(WRITTEN INSTRUCTION) Copy each line that has the string "BLAS" somewhere in it.

(Stored entries)
********************

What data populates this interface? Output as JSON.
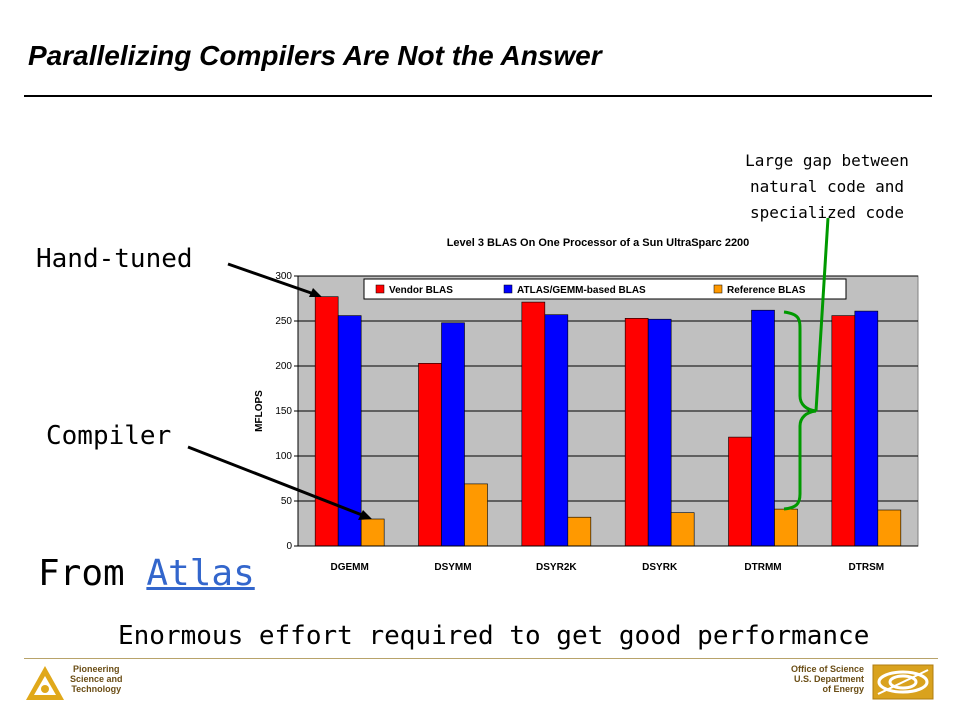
{
  "slide": {
    "title": "Parallelizing Compilers Are Not the Answer",
    "hand_tuned": "Hand-tuned",
    "compiler": "Compiler",
    "gap_note": [
      "Large gap between",
      "natural code and",
      "specialized code"
    ],
    "from_prefix": "From ",
    "from_link": "Atlas",
    "effort": "Enormous effort required to get good performance",
    "footer_left": [
      "Pioneering",
      "Science and",
      "Technology"
    ],
    "footer_right": [
      "Office of Science",
      "U.S. Department",
      "of Energy"
    ]
  },
  "chart_data": {
    "type": "bar",
    "title": "Level 3 BLAS On One Processor of a Sun UltraSparc 2200",
    "xlabel": "",
    "ylabel": "MFLOPS",
    "ylim": [
      0,
      300
    ],
    "yticks": [
      0,
      50,
      100,
      150,
      200,
      250,
      300
    ],
    "grid": true,
    "legend_position": "top",
    "categories": [
      "DGEMM",
      "DSYMM",
      "DSYR2K",
      "DSYRK",
      "DTRMM",
      "DTRSM"
    ],
    "series": [
      {
        "name": "Vendor BLAS",
        "color": "#ff0000",
        "values": [
          277,
          203,
          271,
          253,
          121,
          256
        ]
      },
      {
        "name": "ATLAS/GEMM-based BLAS",
        "color": "#0000ff",
        "values": [
          256,
          248,
          257,
          252,
          262,
          261
        ]
      },
      {
        "name": "Reference BLAS",
        "color": "#ff9900",
        "values": [
          30,
          69,
          32,
          37,
          41,
          40
        ]
      }
    ]
  }
}
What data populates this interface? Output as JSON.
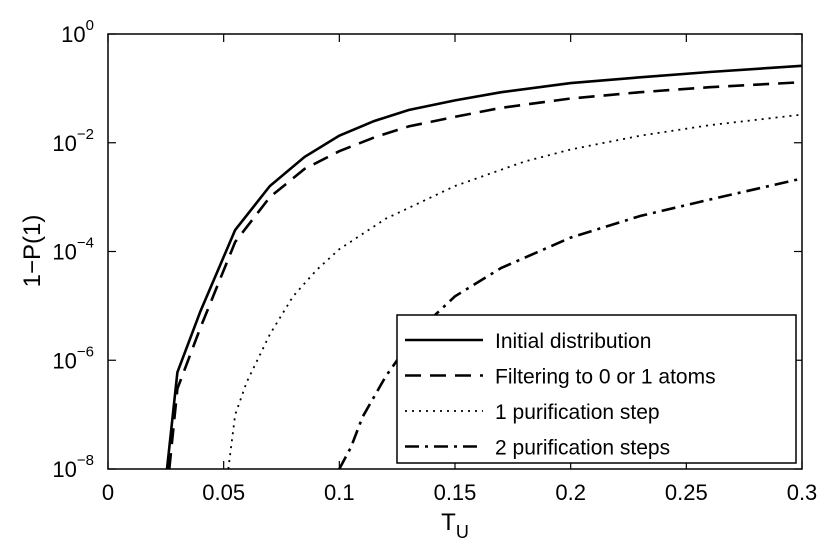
{
  "chart_data": {
    "type": "line",
    "title": "",
    "xlabel": "T",
    "xlabel_subscript": "U",
    "ylabel": "1−P(1)",
    "xlim": [
      0,
      0.3
    ],
    "ylim": [
      1e-08,
      1
    ],
    "yscale": "log",
    "grid": false,
    "legend_position": "bottom-right",
    "x_ticks": [
      {
        "value": 0,
        "label": "0"
      },
      {
        "value": 0.05,
        "label": "0.05"
      },
      {
        "value": 0.1,
        "label": "0.1"
      },
      {
        "value": 0.15,
        "label": "0.15"
      },
      {
        "value": 0.2,
        "label": "0.2"
      },
      {
        "value": 0.25,
        "label": "0.25"
      },
      {
        "value": 0.3,
        "label": "0.3"
      }
    ],
    "y_ticks": [
      {
        "value": 1e-08,
        "base": "10",
        "exp": "−8"
      },
      {
        "value": 1e-06,
        "base": "10",
        "exp": "−6"
      },
      {
        "value": 0.0001,
        "base": "10",
        "exp": "−4"
      },
      {
        "value": 0.01,
        "base": "10",
        "exp": "−2"
      },
      {
        "value": 1,
        "base": "10",
        "exp": "0"
      }
    ],
    "series": [
      {
        "name": "Initial distribution",
        "dash": "solid",
        "points": [
          [
            0.0255,
            1e-08
          ],
          [
            0.03,
            6e-07
          ],
          [
            0.04,
            8e-06
          ],
          [
            0.055,
            0.00025
          ],
          [
            0.07,
            0.0016
          ],
          [
            0.085,
            0.0055
          ],
          [
            0.1,
            0.0135
          ],
          [
            0.115,
            0.025
          ],
          [
            0.13,
            0.04
          ],
          [
            0.15,
            0.06
          ],
          [
            0.17,
            0.085
          ],
          [
            0.2,
            0.125
          ],
          [
            0.23,
            0.16
          ],
          [
            0.26,
            0.2
          ],
          [
            0.3,
            0.26
          ]
        ]
      },
      {
        "name": "Filtering to 0 or 1 atoms",
        "dash": "dashed",
        "points": [
          [
            0.0265,
            1e-08
          ],
          [
            0.03,
            3e-07
          ],
          [
            0.04,
            4e-06
          ],
          [
            0.055,
            0.00015
          ],
          [
            0.07,
            0.001
          ],
          [
            0.085,
            0.0033
          ],
          [
            0.1,
            0.007
          ],
          [
            0.115,
            0.0125
          ],
          [
            0.13,
            0.02
          ],
          [
            0.15,
            0.03
          ],
          [
            0.17,
            0.044
          ],
          [
            0.2,
            0.065
          ],
          [
            0.23,
            0.085
          ],
          [
            0.26,
            0.105
          ],
          [
            0.3,
            0.13
          ]
        ]
      },
      {
        "name": "1 purification step",
        "dash": "dotted",
        "points": [
          [
            0.052,
            1e-08
          ],
          [
            0.055,
            1e-07
          ],
          [
            0.06,
            4e-07
          ],
          [
            0.07,
            3e-06
          ],
          [
            0.08,
            1.5e-05
          ],
          [
            0.09,
            4.5e-05
          ],
          [
            0.1,
            0.00011
          ],
          [
            0.12,
            0.0004
          ],
          [
            0.15,
            0.0016
          ],
          [
            0.18,
            0.0045
          ],
          [
            0.2,
            0.0075
          ],
          [
            0.23,
            0.0135
          ],
          [
            0.26,
            0.021
          ],
          [
            0.3,
            0.033
          ]
        ]
      },
      {
        "name": "2 purification steps",
        "dash": "dashdot",
        "points": [
          [
            0.1,
            1e-08
          ],
          [
            0.105,
            2.5e-08
          ],
          [
            0.11,
            9e-08
          ],
          [
            0.12,
            5e-07
          ],
          [
            0.13,
            2e-06
          ],
          [
            0.14,
            6e-06
          ],
          [
            0.15,
            1.5e-05
          ],
          [
            0.17,
            5e-05
          ],
          [
            0.2,
            0.00018
          ],
          [
            0.23,
            0.00045
          ],
          [
            0.26,
            0.0009
          ],
          [
            0.3,
            0.0022
          ]
        ]
      }
    ]
  }
}
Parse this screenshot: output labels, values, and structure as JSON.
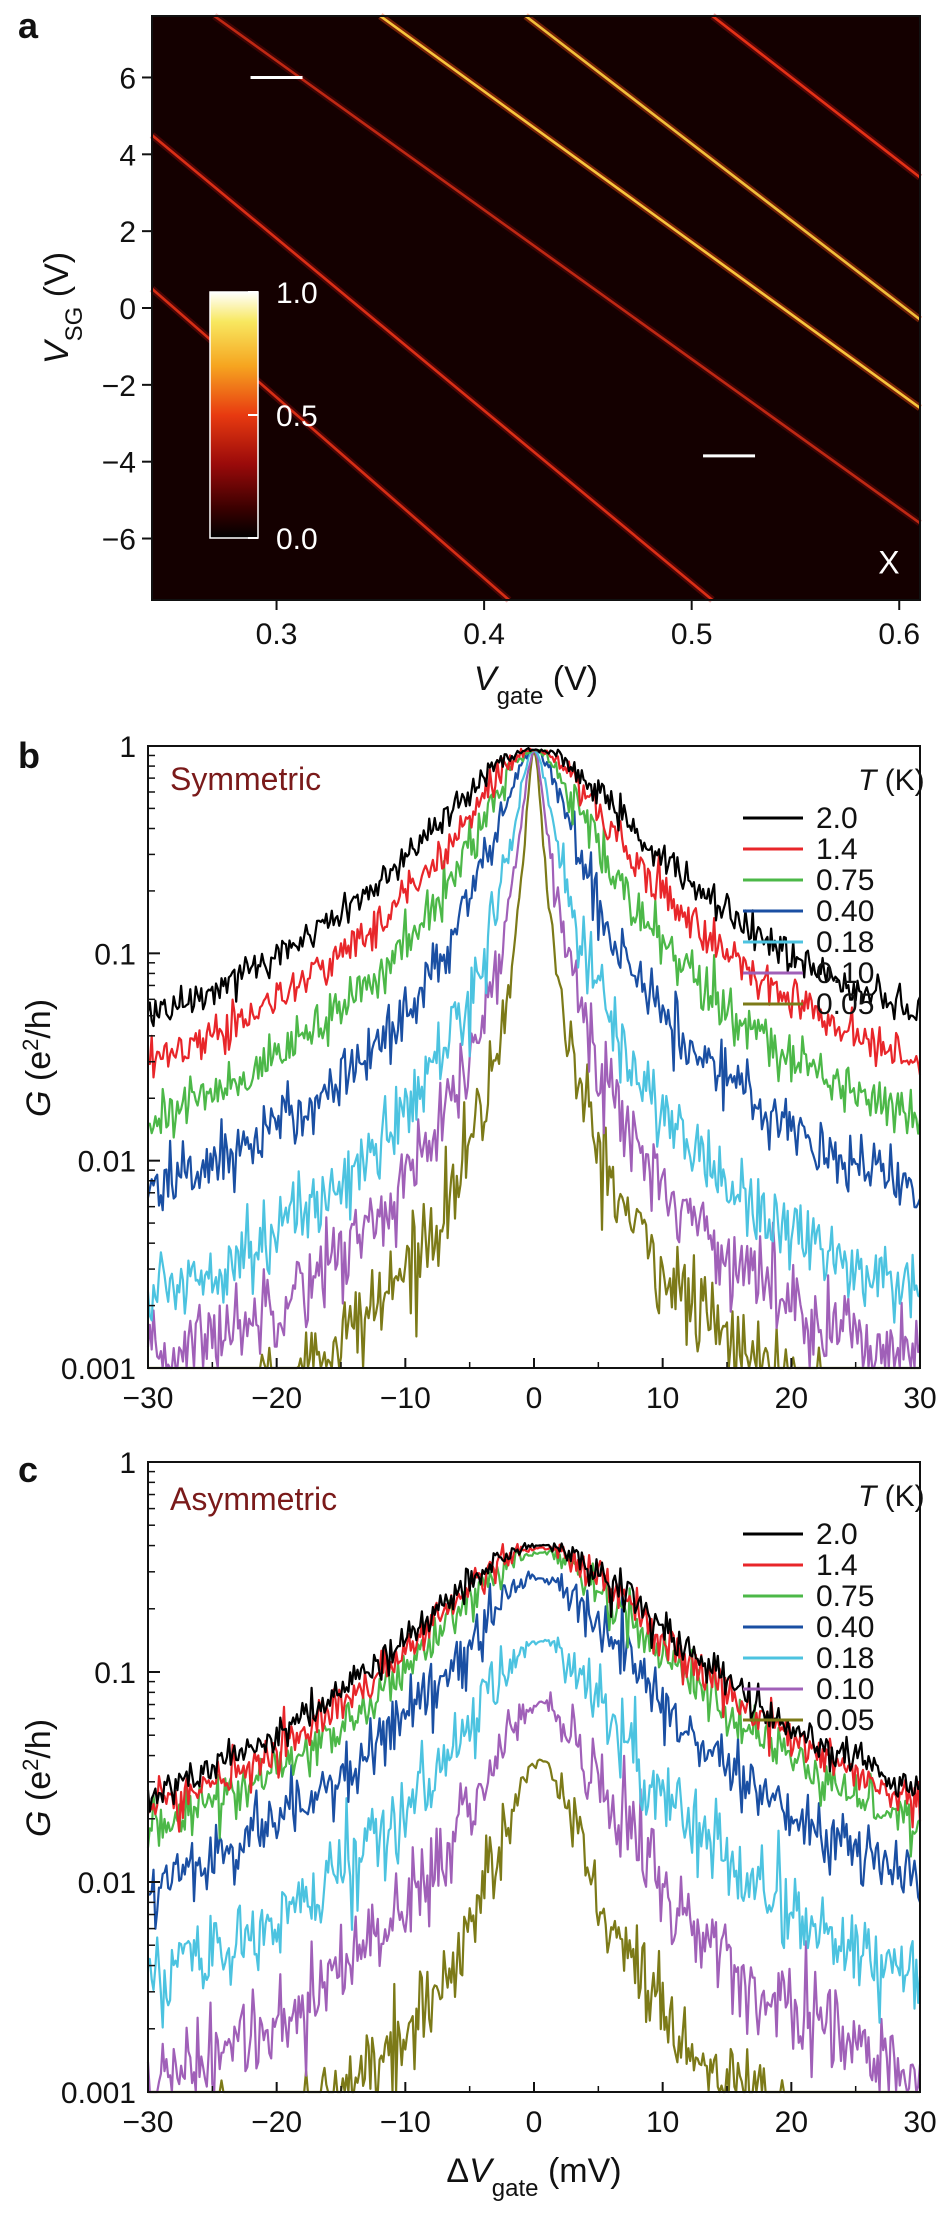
{
  "panels": [
    {
      "letter": "a",
      "type": "heatmap",
      "xlabel": {
        "main": "V",
        "sub": "gate",
        "unit": " (V)"
      },
      "ylabel": {
        "main": "V",
        "sub": "SG",
        "unit": " (V)"
      },
      "xlim": [
        0.24,
        0.61
      ],
      "ylim": [
        -7.6,
        7.6
      ],
      "xticks": [
        {
          "v": 0.3,
          "t": "0.3"
        },
        {
          "v": 0.4,
          "t": "0.4"
        },
        {
          "v": 0.5,
          "t": "0.5"
        },
        {
          "v": 0.6,
          "t": "0.6"
        }
      ],
      "yticks": [
        {
          "v": 6,
          "t": "6"
        },
        {
          "v": 4,
          "t": "4"
        },
        {
          "v": 2,
          "t": "2"
        },
        {
          "v": 0,
          "t": "0"
        },
        {
          "v": -2,
          "t": "−2"
        },
        {
          "v": -4,
          "t": "−4"
        },
        {
          "v": -6,
          "t": "−6"
        }
      ],
      "colorbar": {
        "min": 0.0,
        "max": 1.0,
        "ticks": [
          {
            "v": 1.0,
            "t": "1.0"
          },
          {
            "v": 0.5,
            "t": "0.5"
          },
          {
            "v": 0.0,
            "t": "0.0"
          }
        ]
      },
      "stripes": [
        {
          "x0": 0.24,
          "y0": 0.5,
          "x1": 0.412,
          "y1": -7.6,
          "intensity": 0.55
        },
        {
          "x0": 0.24,
          "y0": 4.5,
          "x1": 0.51,
          "y1": -7.6,
          "intensity": 0.6
        },
        {
          "x0": 0.27,
          "y0": 7.6,
          "x1": 0.61,
          "y1": -5.6,
          "intensity": 0.35
        },
        {
          "x0": 0.35,
          "y0": 7.6,
          "x1": 0.61,
          "y1": -2.6,
          "intensity": 0.9
        },
        {
          "x0": 0.42,
          "y0": 7.6,
          "x1": 0.61,
          "y1": -0.3,
          "intensity": 0.8
        },
        {
          "x0": 0.51,
          "y0": 7.6,
          "x1": 0.61,
          "y1": 3.4,
          "intensity": 0.7
        }
      ],
      "markers": [
        {
          "x": 0.3,
          "y": 6.0
        },
        {
          "x": 0.518,
          "y": -3.85
        }
      ],
      "annotation": {
        "text": "X",
        "x": 0.595,
        "y": -6.6
      }
    },
    {
      "letter": "b",
      "type": "line",
      "condition": "Symmetric",
      "xlabel": null,
      "ylabel": {
        "main": "G",
        "unit": " (e",
        "sup": "2",
        "tail": "/h)"
      },
      "xlim": [
        -30,
        30
      ],
      "ylim": [
        0.001,
        1
      ],
      "xticks": [
        {
          "v": -30,
          "t": "−30"
        },
        {
          "v": -20,
          "t": "−20"
        },
        {
          "v": -10,
          "t": "−10"
        },
        {
          "v": 0,
          "t": "0"
        },
        {
          "v": 10,
          "t": "10"
        },
        {
          "v": 20,
          "t": "20"
        },
        {
          "v": 30,
          "t": "30"
        }
      ],
      "yticks": [
        {
          "v": 1,
          "t": "1"
        },
        {
          "v": 0.1,
          "t": "0.1"
        },
        {
          "v": 0.01,
          "t": "0.01"
        },
        {
          "v": 0.001,
          "t": "0.001"
        }
      ],
      "legend_title": "T (K)",
      "series": [
        {
          "name": "2.0",
          "color": "#000000",
          "peak": 0.95,
          "center": 0.0,
          "width": 6.5,
          "floor": 0.008,
          "noise": 0.1
        },
        {
          "name": "1.4",
          "color": "#e8262a",
          "peak": 0.95,
          "center": 0.0,
          "width": 5.0,
          "floor": 0.004,
          "noise": 0.12
        },
        {
          "name": "0.75",
          "color": "#4cb848",
          "peak": 0.95,
          "center": 0.0,
          "width": 3.6,
          "floor": 0.0022,
          "noise": 0.14
        },
        {
          "name": "0.40",
          "color": "#1a4fa3",
          "peak": 0.95,
          "center": 0.0,
          "width": 2.4,
          "floor": 0.0012,
          "noise": 0.18
        },
        {
          "name": "0.18",
          "color": "#4cc3e0",
          "peak": 0.95,
          "center": 0.0,
          "width": 1.35,
          "floor": 0.0003,
          "noise": 0.22
        },
        {
          "name": "0.10",
          "color": "#a060b8",
          "peak": 0.95,
          "center": 0.0,
          "width": 0.9,
          "floor": 0.0002,
          "noise": 0.24
        },
        {
          "name": "0.05",
          "color": "#7c7a18",
          "peak": 0.95,
          "center": 0.0,
          "width": 0.55,
          "floor": 0.0001,
          "noise": 0.26
        }
      ]
    },
    {
      "letter": "c",
      "type": "line",
      "condition": "Asymmetric",
      "xlabel": {
        "pre": "Δ",
        "main": "V",
        "sub": "gate",
        "unit": " (mV)"
      },
      "ylabel": {
        "main": "G",
        "unit": " (e",
        "sup": "2",
        "tail": "/h)"
      },
      "xlim": [
        -30,
        30
      ],
      "ylim": [
        0.001,
        1
      ],
      "xticks": [
        {
          "v": -30,
          "t": "−30"
        },
        {
          "v": -20,
          "t": "−20"
        },
        {
          "v": -10,
          "t": "−10"
        },
        {
          "v": 0,
          "t": "0"
        },
        {
          "v": 10,
          "t": "10"
        },
        {
          "v": 20,
          "t": "20"
        },
        {
          "v": 30,
          "t": "30"
        }
      ],
      "yticks": [
        {
          "v": 1,
          "t": "1"
        },
        {
          "v": 0.1,
          "t": "0.1"
        },
        {
          "v": 0.01,
          "t": "0.01"
        },
        {
          "v": 0.001,
          "t": "0.001"
        }
      ],
      "legend_title": "T (K)",
      "series": [
        {
          "name": "2.0",
          "color": "#000000",
          "peak": 0.4,
          "center": 0.5,
          "width": 7.8,
          "floor": 0.0008,
          "noise": 0.1
        },
        {
          "name": "1.4",
          "color": "#e8262a",
          "peak": 0.39,
          "center": 0.5,
          "width": 7.3,
          "floor": 0.0005,
          "noise": 0.12
        },
        {
          "name": "0.75",
          "color": "#4cb848",
          "peak": 0.37,
          "center": 0.5,
          "width": 6.6,
          "floor": 0.0003,
          "noise": 0.14
        },
        {
          "name": "0.40",
          "color": "#1a4fa3",
          "peak": 0.28,
          "center": 0.5,
          "width": 5.6,
          "floor": 0.0002,
          "noise": 0.18
        },
        {
          "name": "0.18",
          "color": "#4cc3e0",
          "peak": 0.14,
          "center": 0.5,
          "width": 4.6,
          "floor": 0.0001,
          "noise": 0.22
        },
        {
          "name": "0.10",
          "color": "#a060b8",
          "peak": 0.072,
          "center": 0.5,
          "width": 3.6,
          "floor": 0.0001,
          "noise": 0.24
        },
        {
          "name": "0.05",
          "color": "#7c7a18",
          "peak": 0.038,
          "center": 0.5,
          "width": 2.4,
          "floor": 0.0001,
          "noise": 0.26
        }
      ]
    }
  ]
}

********************

(THE RESULT)
    "title": "Level 3 BLAS On One Processor of a Sun UltraSparc 2200",
        "name": "Vendor BLAS",
        "name": "ATLAS/GEMM-based BLAS",
        "name": "Reference BLAS",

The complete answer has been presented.